* _Short problem_
Return the material exactly as supplied, apart from the pictures, which are omitted.
——————————
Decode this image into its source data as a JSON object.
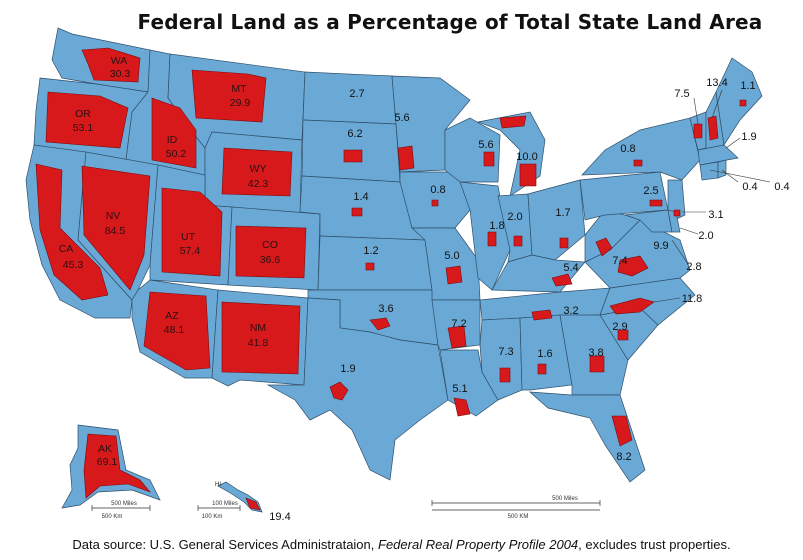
{
  "title": "Federal Land as a Percentage of Total State Land Area",
  "caption": {
    "prefix": "Data source: U.S. General Services Administrataion, ",
    "italic": "Federal Real Property Profile 2004",
    "suffix": ", excludes trust properties."
  },
  "colors": {
    "state_fill": "#6aa9d6",
    "federal_land": "#d8191c"
  },
  "states": [
    {
      "abbr": "WA",
      "value": "30.3"
    },
    {
      "abbr": "OR",
      "value": "53.1"
    },
    {
      "abbr": "ID",
      "value": "50.2"
    },
    {
      "abbr": "MT",
      "value": "29.9"
    },
    {
      "abbr": "WY",
      "value": "42.3"
    },
    {
      "abbr": "NV",
      "value": "84.5"
    },
    {
      "abbr": "UT",
      "value": "57.4"
    },
    {
      "abbr": "CA",
      "value": "45.3"
    },
    {
      "abbr": "CO",
      "value": "36.6"
    },
    {
      "abbr": "AZ",
      "value": "48.1"
    },
    {
      "abbr": "NM",
      "value": "41.8"
    },
    {
      "abbr": "AK",
      "value": "69.1"
    },
    {
      "abbr": "HI",
      "value": "19.4"
    }
  ],
  "values": {
    "nd": "2.7",
    "sd": "6.2",
    "ne": "1.4",
    "ks": "1.2",
    "ok": "3.6",
    "tx": "1.9",
    "mn": "5.6",
    "ia": "0.8",
    "mo": "5.0",
    "ar": "7.2",
    "la": "5.1",
    "wi": "5.6",
    "il": "1.8",
    "mi": "10.0",
    "in": "2.0",
    "oh": "1.7",
    "ky": "5.4",
    "tn": "3.2",
    "ms": "7.3",
    "al": "1.6",
    "ga": "3.8",
    "fl": "8.2",
    "sc": "2.9",
    "nc": "11.8",
    "va": "9.9",
    "wv": "7.4",
    "pa": "2.5",
    "ny": "0.8",
    "vt": "7.5",
    "nh": "13.4",
    "me": "1.1",
    "ma": "1.9",
    "ri": "0.4",
    "ct": "0.4",
    "nj": "3.1",
    "de": "2.0",
    "md": "2.8"
  },
  "scales": {
    "main_miles": "500 Miles",
    "main_km": "500 KM",
    "ak_miles": "500 Miles",
    "ak_km": "500 Km",
    "hi_miles": "100 Miles",
    "hi_km": "100 Km"
  }
}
——————————
* _The response_
Decode this image into its source data as a JSON object.
{
  "title": "Federal Land as a Percentage of Total State Land Area",
  "caption": {
    "prefix": "Data source: U.S. General Services Administrataion, ",
    "italic": "Federal Real Property Profile 2004",
    "suffix": ", excludes trust properties."
  },
  "colors": {
    "state_fill": "#6aa9d6",
    "federal_land": "#d8191c"
  },
  "states": [
    {
      "abbr": "WA",
      "value": "30.3"
    },
    {
      "abbr": "OR",
      "value": "53.1"
    },
    {
      "abbr": "ID",
      "value": "50.2"
    },
    {
      "abbr": "MT",
      "value": "29.9"
    },
    {
      "abbr": "WY",
      "value": "42.3"
    },
    {
      "abbr": "NV",
      "value": "84.5"
    },
    {
      "abbr": "UT",
      "value": "57.4"
    },
    {
      "abbr": "CA",
      "value": "45.3"
    },
    {
      "abbr": "CO",
      "value": "36.6"
    },
    {
      "abbr": "AZ",
      "value": "48.1"
    },
    {
      "abbr": "NM",
      "value": "41.8"
    },
    {
      "abbr": "AK",
      "value": "69.1"
    },
    {
      "abbr": "HI",
      "value": "19.4"
    }
  ],
  "values": {
    "nd": "2.7",
    "sd": "6.2",
    "ne": "1.4",
    "ks": "1.2",
    "ok": "3.6",
    "tx": "1.9",
    "mn": "5.6",
    "ia": "0.8",
    "mo": "5.0",
    "ar": "7.2",
    "la": "5.1",
    "wi": "5.6",
    "il": "1.8",
    "mi": "10.0",
    "in": "2.0",
    "oh": "1.7",
    "ky": "5.4",
    "tn": "3.2",
    "ms": "7.3",
    "al": "1.6",
    "ga": "3.8",
    "fl": "8.2",
    "sc": "2.9",
    "nc": "11.8",
    "va": "9.9",
    "wv": "7.4",
    "pa": "2.5",
    "ny": "0.8",
    "vt": "7.5",
    "nh": "13.4",
    "me": "1.1",
    "ma": "1.9",
    "ri": "0.4",
    "ct": "0.4",
    "nj": "3.1",
    "de": "2.0",
    "md": "2.8"
  },
  "scales": {
    "main_miles": "500 Miles",
    "main_km": "500 KM",
    "ak_miles": "500 Miles",
    "ak_km": "500 Km",
    "hi_miles": "100 Miles",
    "hi_km": "100 Km"
  }
}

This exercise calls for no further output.